Recorded data
↓

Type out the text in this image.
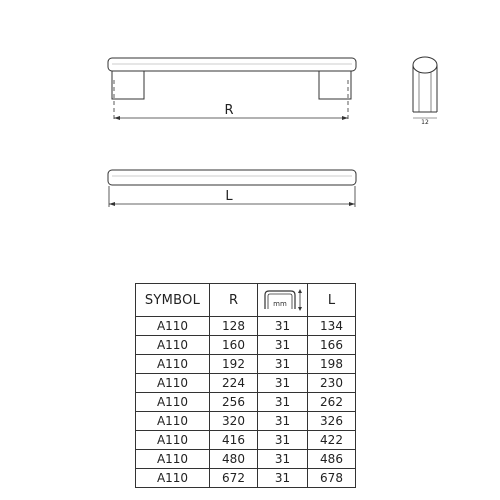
R
12
L
SYMBOL	R	mm	L
A110	128	31	134
A110	160	31	166
A110	192	31	198
A110	224	31	230
A110	256	31	262
A110	320	31	326
A110	416	31	422
A110	480	31	486
A110	672	31	678
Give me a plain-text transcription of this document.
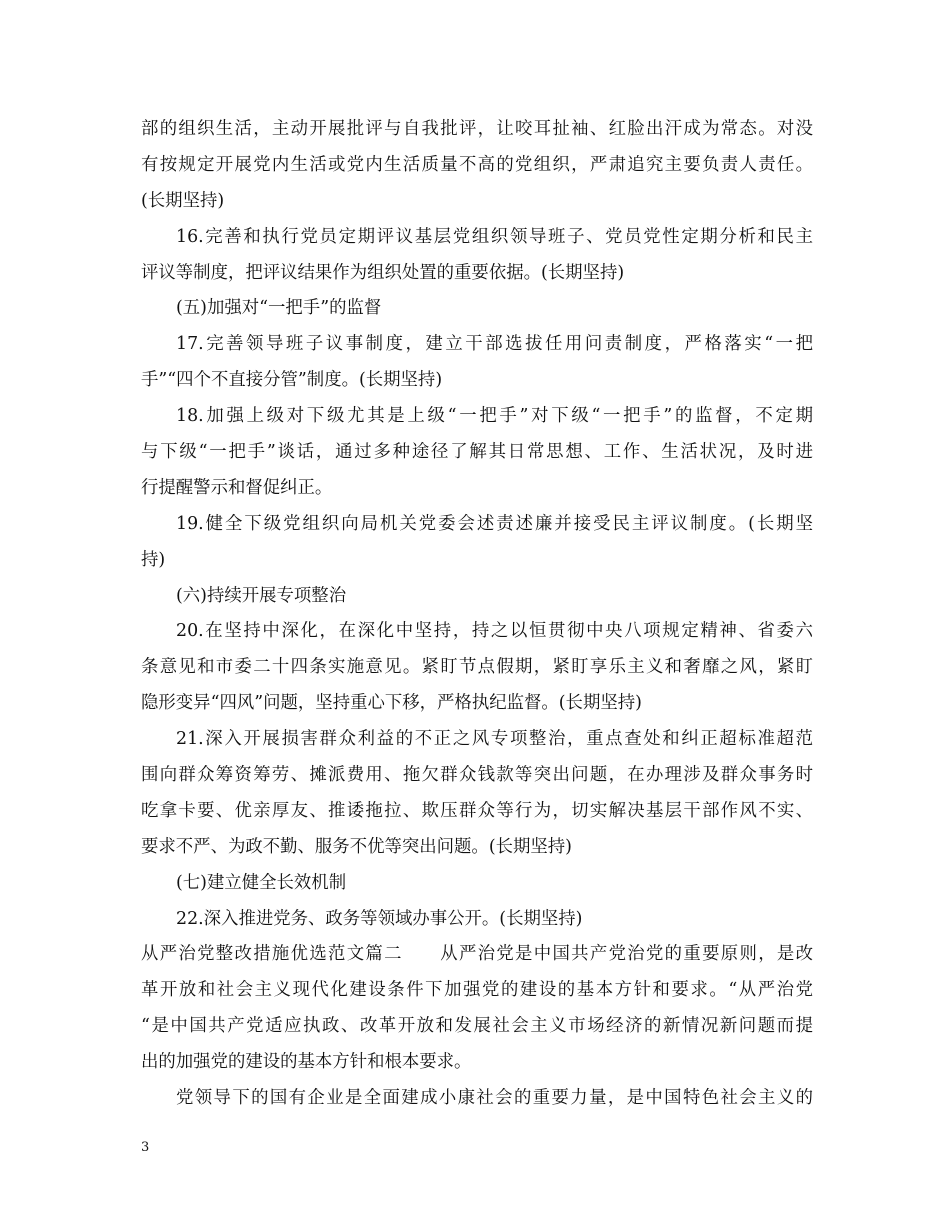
部的组织生活，主动开展批评与自我批评，让咬耳扯袖、红脸出汗成为常态。对没
有按规定开展党内生活或党内生活质量不高的党组织，严肃追究主要负责人责任。
(长期坚持)
16.完善和执行党员定期评议基层党组织领导班子、党员党性定期分析和民主
评议等制度，把评议结果作为组织处置的重要依据。(长期坚持)
(五)加强对“一把手”的监督
17.完善领导班子议事制度，建立干部选拔任用问责制度，严格落实“一把
手”“四个不直接分管”制度。(长期坚持)
18.加强上级对下级尤其是上级“一把手”对下级“一把手”的监督，不定期
与下级“一把手”谈话，通过多种途径了解其日常思想、工作、生活状况，及时进
行提醒警示和督促纠正。
19.健全下级党组织向局机关党委会述责述廉并接受民主评议制度。(长期坚
持)
(六)持续开展专项整治
20.在坚持中深化，在深化中坚持，持之以恒贯彻中央八项规定精神、省委六
条意见和市委二十四条实施意见。紧盯节点假期，紧盯享乐主义和奢靡之风，紧盯
隐形变异“四风”问题，坚持重心下移，严格执纪监督。(长期坚持)
21.深入开展损害群众利益的不正之风专项整治，重点查处和纠正超标准超范
围向群众筹资筹劳、摊派费用、拖欠群众钱款等突出问题，在办理涉及群众事务时
吃拿卡要、优亲厚友、推诿拖拉、欺压群众等行为，切实解决基层干部作风不实、
要求不严、为政不勤、服务不优等突出问题。(长期坚持)
(七)建立健全长效机制
22.深入推进党务、政务等领域办事公开。(长期坚持)
从严治党整改措施优选范文篇二　　从严治党是中国共产党治党的重要原则，是改
革开放和社会主义现代化建设条件下加强党的建设的基本方针和要求。“从严治党
“是中国共产党适应执政、改革开放和发展社会主义市场经济的新情况新问题而提
出的加强党的建设的基本方针和根本要求。
党领导下的国有企业是全面建成小康社会的重要力量，是中国特色社会主义的
3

↑

Description of the task:
Pull out the lines above in which the word "text" appears.

Worked answer:
Type out the text in this image.
Give me a plain-text transcription of this document.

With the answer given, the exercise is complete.